Problem statement:
Look through the data for the string "this". Copy every line where it is found.

Source data:
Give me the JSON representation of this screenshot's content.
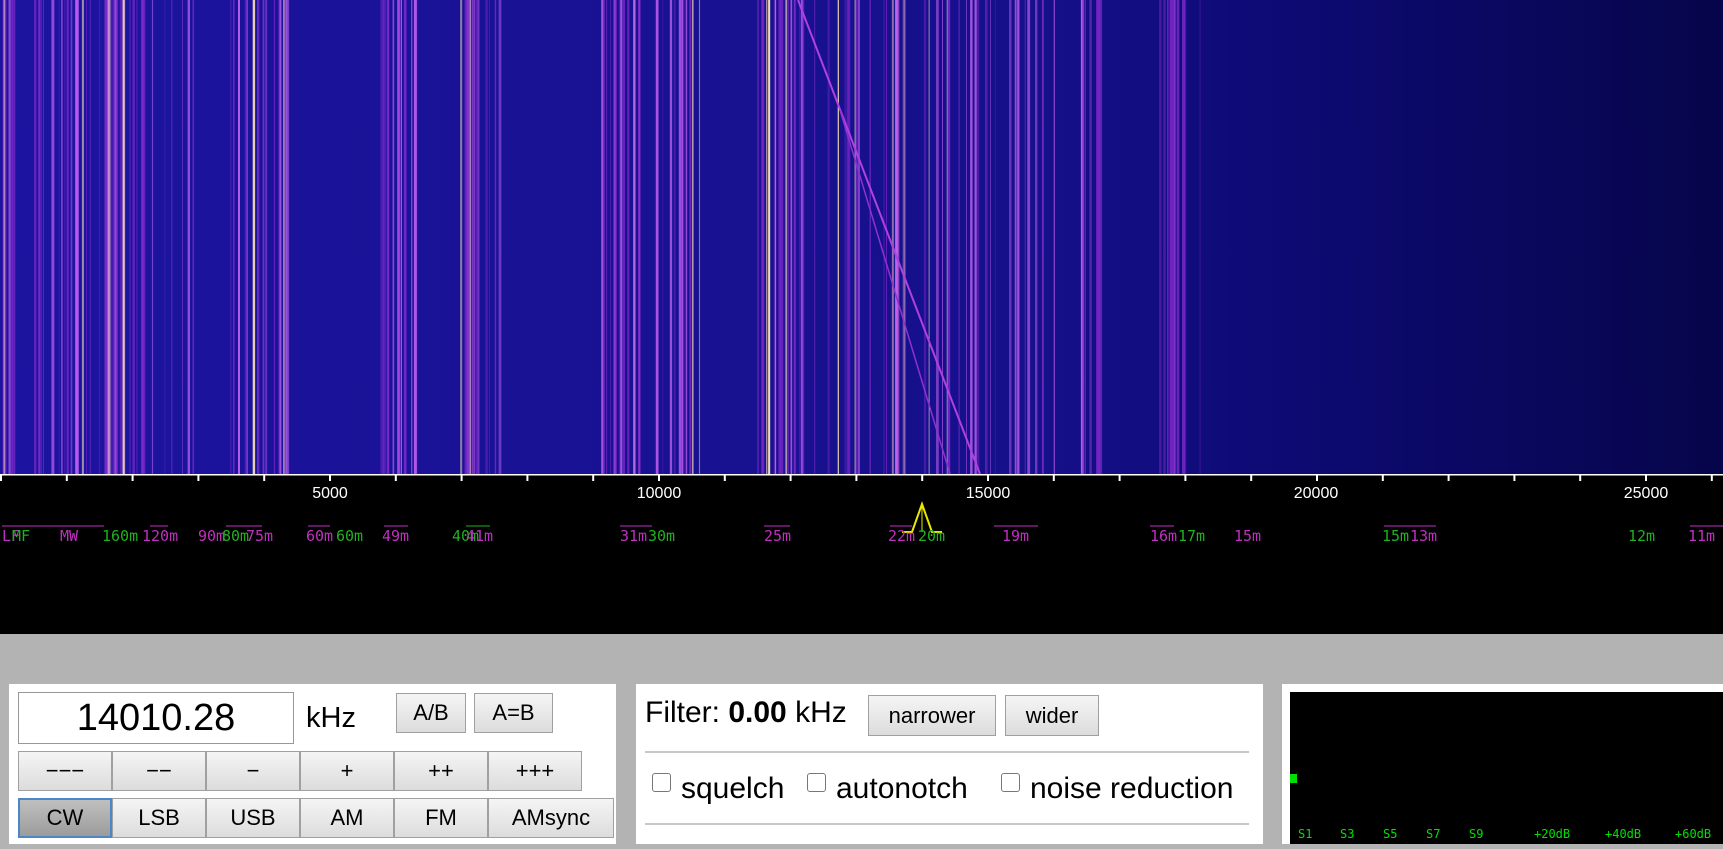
{
  "waterfall": {
    "colors": {
      "background": "#0b0a6a",
      "signal": "#9b30e0",
      "strong": "#ffe4b4"
    }
  },
  "scale": {
    "ticks": [
      "5000",
      "10000",
      "15000",
      "20000",
      "25000"
    ],
    "bands_magenta": [
      "LF",
      "MW",
      "160m",
      "90m",
      "75m",
      "60m",
      "49m",
      "41m",
      "31m",
      "25m",
      "22m",
      "19m",
      "16m",
      "15m",
      "13m",
      "11m"
    ],
    "bands_green": [
      "MF",
      "120m",
      "80m",
      "60m",
      "40m",
      "30m",
      "20m",
      "17m",
      "15m",
      "12m"
    ],
    "colors": {
      "magenta": "#c030c0",
      "green": "#20b020",
      "marker": "#e8e800"
    }
  },
  "freq": {
    "value": "14010.28",
    "unit": "kHz",
    "ab_label": "A/B",
    "aeqb_label": "A=B",
    "steps": [
      "−−−",
      "−−",
      "−",
      "+",
      "++",
      "+++"
    ],
    "modes": [
      "CW",
      "LSB",
      "USB",
      "AM",
      "FM",
      "AMsync"
    ],
    "selected_mode": "CW"
  },
  "filter": {
    "label": "Filter:",
    "value": "0.00",
    "unit": "kHz",
    "narrower": "narrower",
    "wider": "wider",
    "squelch": "squelch",
    "autonotch": "autonotch",
    "noise_reduction": "noise reduction"
  },
  "smeter": {
    "labels": [
      "S1",
      "S3",
      "S5",
      "S7",
      "S9",
      "+20dB",
      "+40dB",
      "+60dB"
    ],
    "level": 0.0,
    "color": "#00e000"
  }
}
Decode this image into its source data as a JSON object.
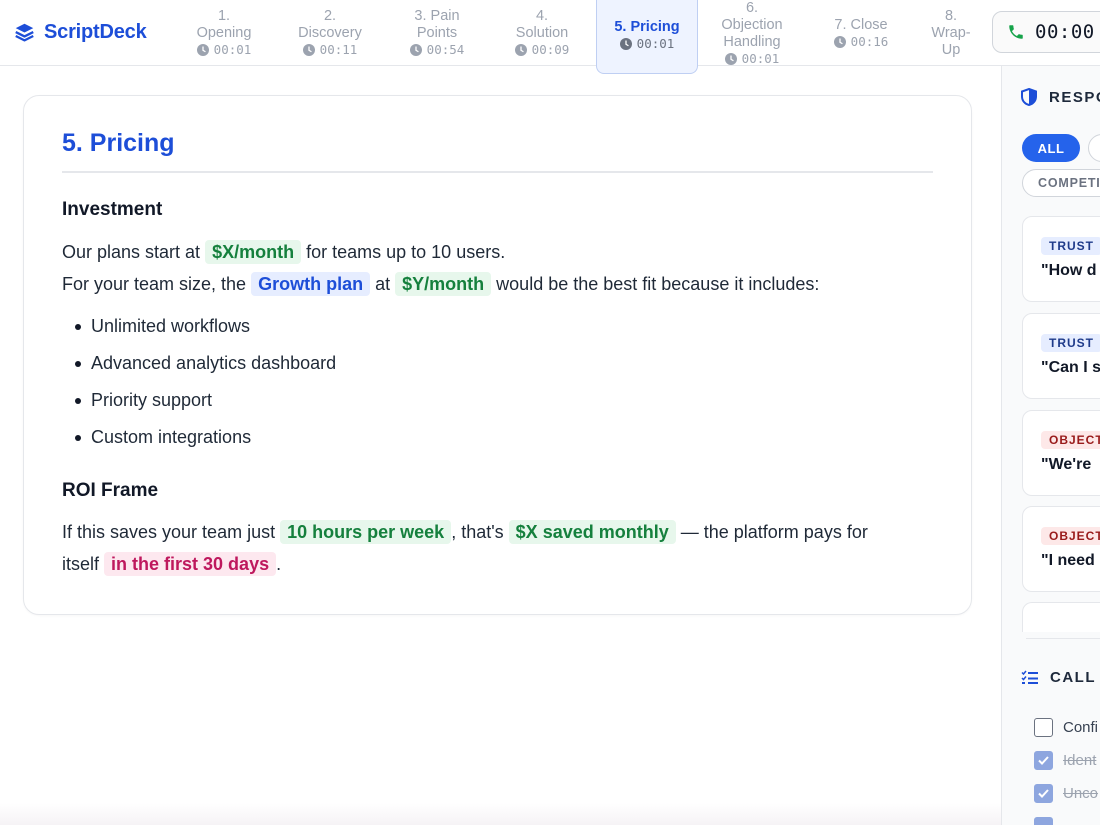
{
  "app": {
    "brand": "ScriptDeck",
    "accent_color": "#1d4ed8"
  },
  "tabs": [
    {
      "line1": "1.",
      "line2": "Opening",
      "time": "00:01",
      "active": false
    },
    {
      "line1": "2.",
      "line2": "Discovery",
      "time": "00:11",
      "active": false
    },
    {
      "line1": "3. Pain",
      "line2": "Points",
      "time": "00:54",
      "active": false
    },
    {
      "line1": "4.",
      "line2": "Solution",
      "time": "00:09",
      "active": false
    },
    {
      "line1": "5. Pricing",
      "line2": "",
      "time": "00:01",
      "active": true
    },
    {
      "line1": "6.",
      "line2": "Objection",
      "line3": "Handling",
      "time": "00:01",
      "active": false
    },
    {
      "line1": "7. Close",
      "line2": "",
      "time": "00:16",
      "active": false
    },
    {
      "line1": "8.",
      "line2": "Wrap-",
      "line3": "Up",
      "time": "",
      "active": false
    }
  ],
  "call_timer": "00:00",
  "section": {
    "title": "5. Pricing",
    "investment": {
      "heading": "Investment",
      "p1": {
        "before": "Our plans start at",
        "price": "$X/month",
        "after": "for teams up to 10 users."
      },
      "p2": {
        "before": "For your team size, the",
        "plan": "Growth plan",
        "mid": "at",
        "price": "$Y/month",
        "after": "would be the best fit because it includes:"
      },
      "features": [
        "Unlimited workflows",
        "Advanced analytics dashboard",
        "Priority support",
        "Custom integrations"
      ]
    },
    "roi": {
      "heading": "ROI Frame",
      "before": "If this saves your team just",
      "hours": "10 hours per week",
      "mid": ", that's",
      "saved": "$X saved monthly",
      "after": "— the platform pays for",
      "line2_before": "itself",
      "payback": "in the first 30 days",
      "line2_after": "."
    }
  },
  "responses_panel": {
    "heading": "RESPO",
    "filters": {
      "all": "ALL",
      "competitor": "COMPETI"
    },
    "cards": [
      {
        "tag": "TRUST",
        "tag_type": "trust",
        "text": "\"How d"
      },
      {
        "tag": "TRUST",
        "tag_type": "trust",
        "text": "\"Can I s"
      },
      {
        "tag": "OBJECT",
        "tag_type": "objection",
        "text": "\"We're"
      },
      {
        "tag": "OBJECT",
        "tag_type": "objection",
        "text": "\"I need"
      }
    ]
  },
  "checklist_panel": {
    "heading": "CALL",
    "items": [
      {
        "label": "Confi",
        "checked": false
      },
      {
        "label": "Ident",
        "checked": true
      },
      {
        "label": "Unco",
        "checked": true
      }
    ]
  }
}
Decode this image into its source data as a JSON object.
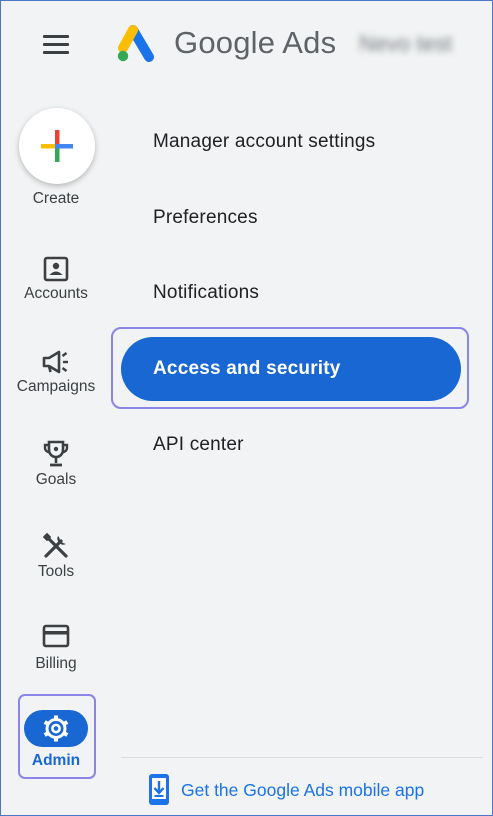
{
  "header": {
    "brand": "Google Ads",
    "account_name": "Nevo test"
  },
  "rail": {
    "create": "Create",
    "accounts": "Accounts",
    "campaigns": "Campaigns",
    "goals": "Goals",
    "tools": "Tools",
    "billing": "Billing",
    "admin": "Admin"
  },
  "menu": {
    "items": [
      "Manager account settings",
      "Preferences",
      "Notifications",
      "Access and security",
      "API center"
    ],
    "active_index": 3
  },
  "footer": {
    "mobile_app": "Get the Google Ads mobile app"
  },
  "colors": {
    "accent": "#1967d2",
    "highlight_outline": "#8a85e6",
    "background": "#f1f3f4"
  }
}
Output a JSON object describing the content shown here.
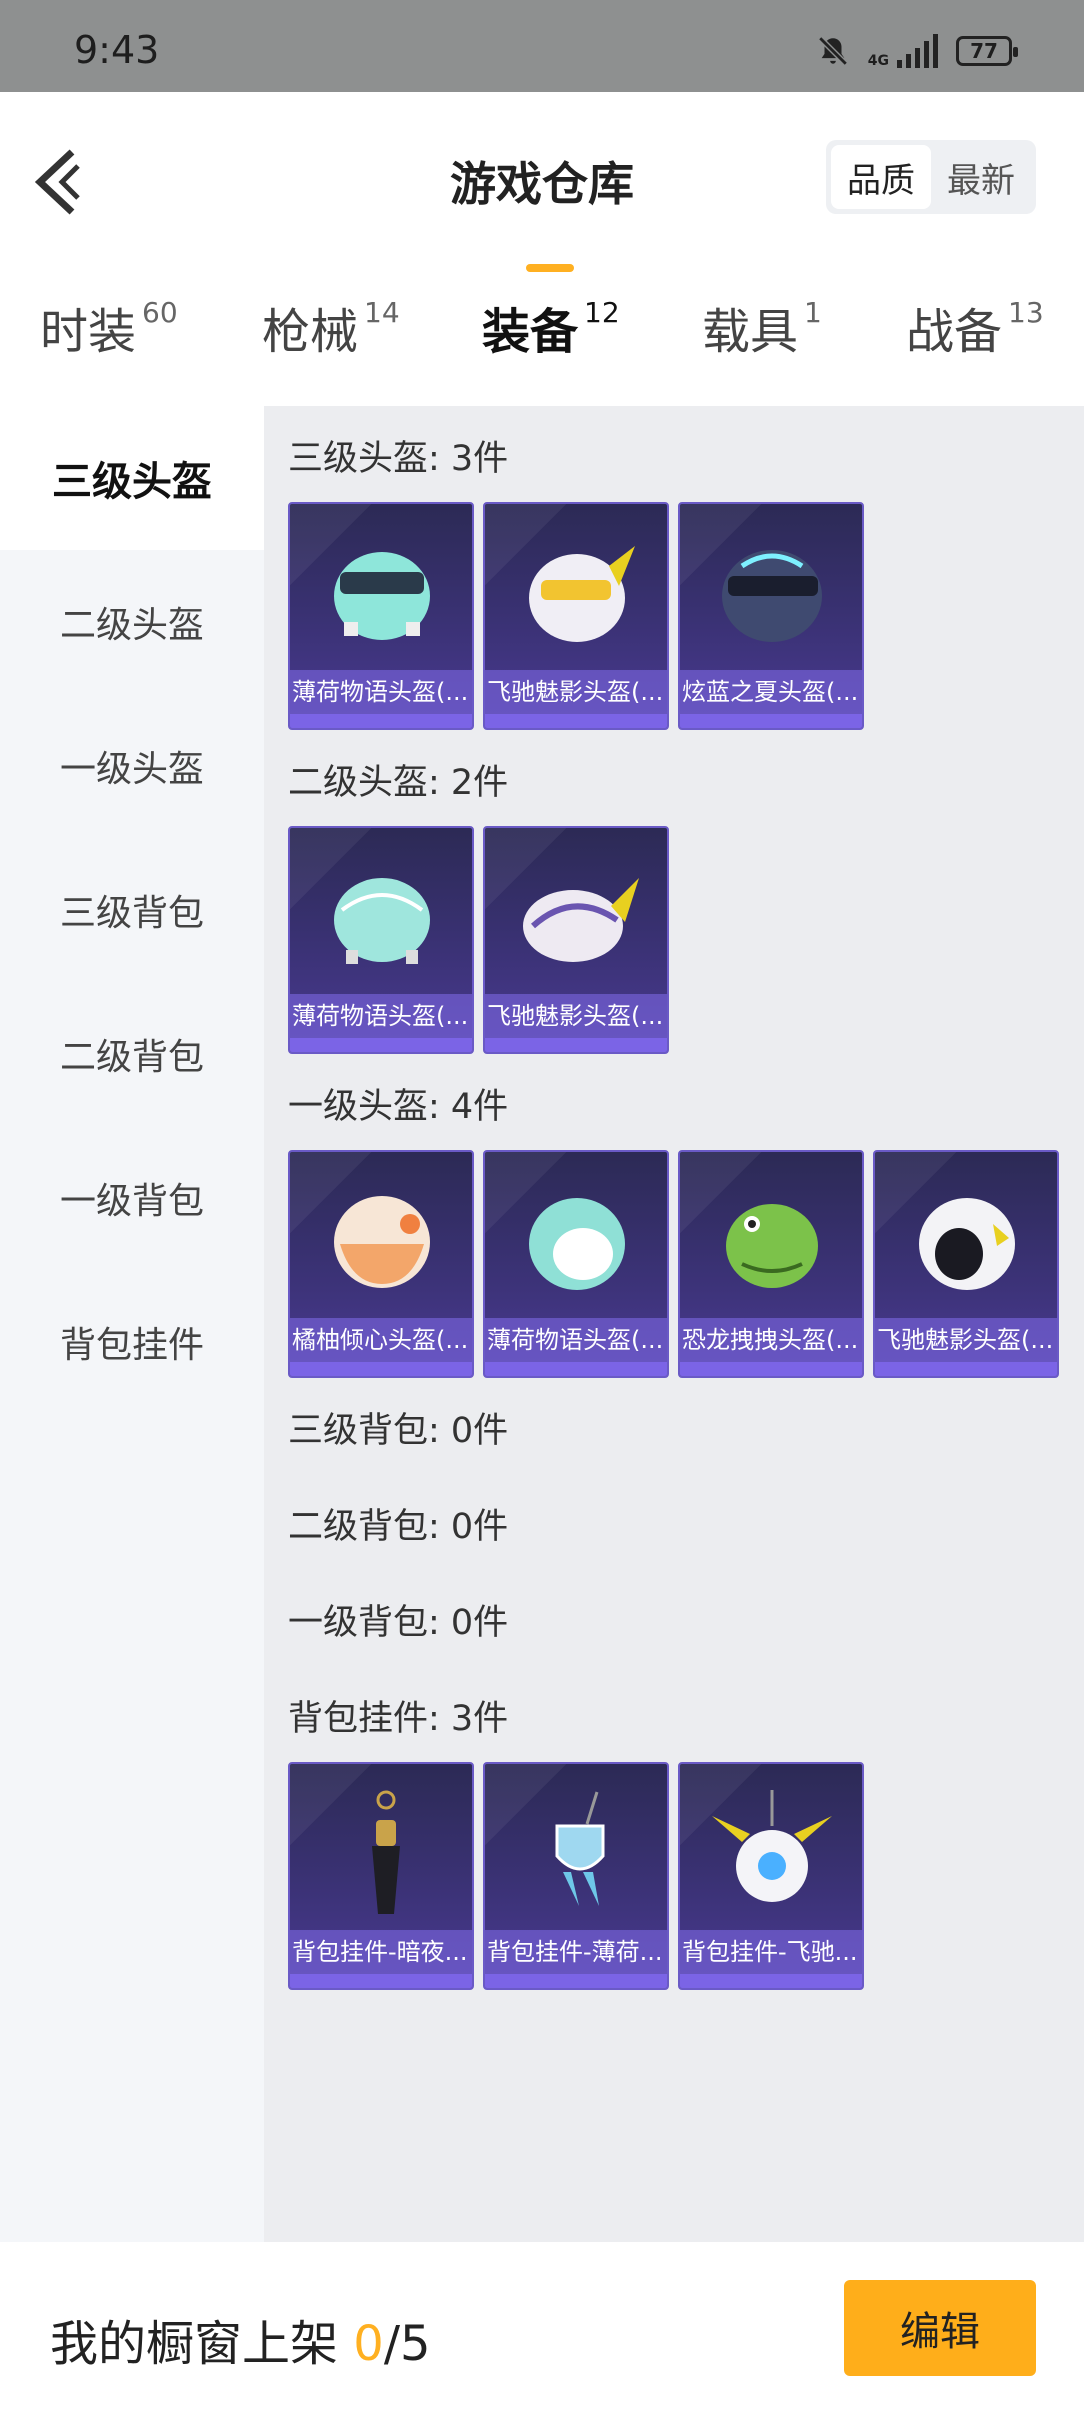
{
  "status": {
    "time": "9:43",
    "network": "4G",
    "battery": "77"
  },
  "header": {
    "title": "游戏仓库",
    "sort_quality": "品质",
    "sort_newest": "最新"
  },
  "tabs": [
    {
      "label": "时装",
      "count": "60"
    },
    {
      "label": "枪械",
      "count": "14"
    },
    {
      "label": "装备",
      "count": "12"
    },
    {
      "label": "载具",
      "count": "1"
    },
    {
      "label": "战备",
      "count": "13"
    }
  ],
  "sidebar": {
    "items": [
      {
        "label": "三级头盔"
      },
      {
        "label": "二级头盔"
      },
      {
        "label": "一级头盔"
      },
      {
        "label": "三级背包"
      },
      {
        "label": "二级背包"
      },
      {
        "label": "一级背包"
      },
      {
        "label": "背包挂件"
      }
    ]
  },
  "sections": [
    {
      "title": "三级头盔: 3件",
      "items": [
        {
          "name": "薄荷物语头盔(...",
          "icon": "mint-helmet-lv3-icon",
          "color": "#8ee6da"
        },
        {
          "name": "飞驰魅影头盔(...",
          "icon": "racer-helmet-lv3-icon",
          "color": "#f0eef5"
        },
        {
          "name": "炫蓝之夏头盔(...",
          "icon": "blue-summer-helmet-icon",
          "color": "#3f4a70"
        }
      ]
    },
    {
      "title": "二级头盔: 2件",
      "items": [
        {
          "name": "薄荷物语头盔(...",
          "icon": "mint-helmet-lv2-icon",
          "color": "#9fe6dd"
        },
        {
          "name": "飞驰魅影头盔(...",
          "icon": "racer-helmet-lv2-icon",
          "color": "#eeeaf2"
        }
      ]
    },
    {
      "title": "一级头盔: 4件",
      "items": [
        {
          "name": "橘柚倾心头盔(...",
          "icon": "orange-helmet-icon",
          "color": "#f3a66a"
        },
        {
          "name": "薄荷物语头盔(...",
          "icon": "mint-helmet-lv1-icon",
          "color": "#8fe0d6"
        },
        {
          "name": "恐龙拽拽头盔(...",
          "icon": "dino-helmet-icon",
          "color": "#7cc24a"
        },
        {
          "name": "飞驰魅影头盔(...",
          "icon": "racer-helmet-lv1-icon",
          "color": "#f3f3f6"
        }
      ]
    },
    {
      "title": "三级背包: 0件",
      "items": []
    },
    {
      "title": "二级背包: 0件",
      "items": []
    },
    {
      "title": "一级背包: 0件",
      "items": []
    },
    {
      "title": "背包挂件: 3件",
      "items": [
        {
          "name": "背包挂件-暗夜...",
          "icon": "night-charm-icon",
          "color": "#c9a34a"
        },
        {
          "name": "背包挂件-薄荷...",
          "icon": "mint-charm-icon",
          "color": "#9fd8f0"
        },
        {
          "name": "背包挂件-飞驰...",
          "icon": "racer-charm-icon",
          "color": "#4ab0ff"
        }
      ]
    }
  ],
  "bottom": {
    "shelf_label": "我的橱窗上架",
    "shelf_current": "0",
    "shelf_total": "/5",
    "edit_label": "编辑"
  },
  "colors": {
    "accent": "#ffb021",
    "card_bg": "#3b3276",
    "card_label": "#7b64e6"
  }
}
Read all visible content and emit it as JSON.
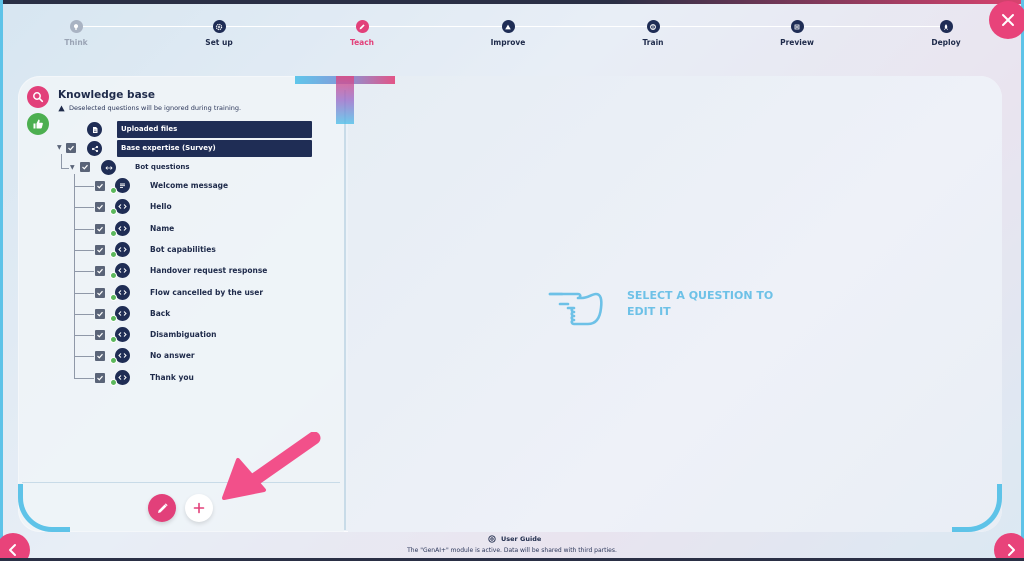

Solution:
Give me the JSON representation of this screenshot's content.
Decode this image into its source data as a JSON object.
      "before": "If this saves your team just",
Decode this image into its source data as a JSON object.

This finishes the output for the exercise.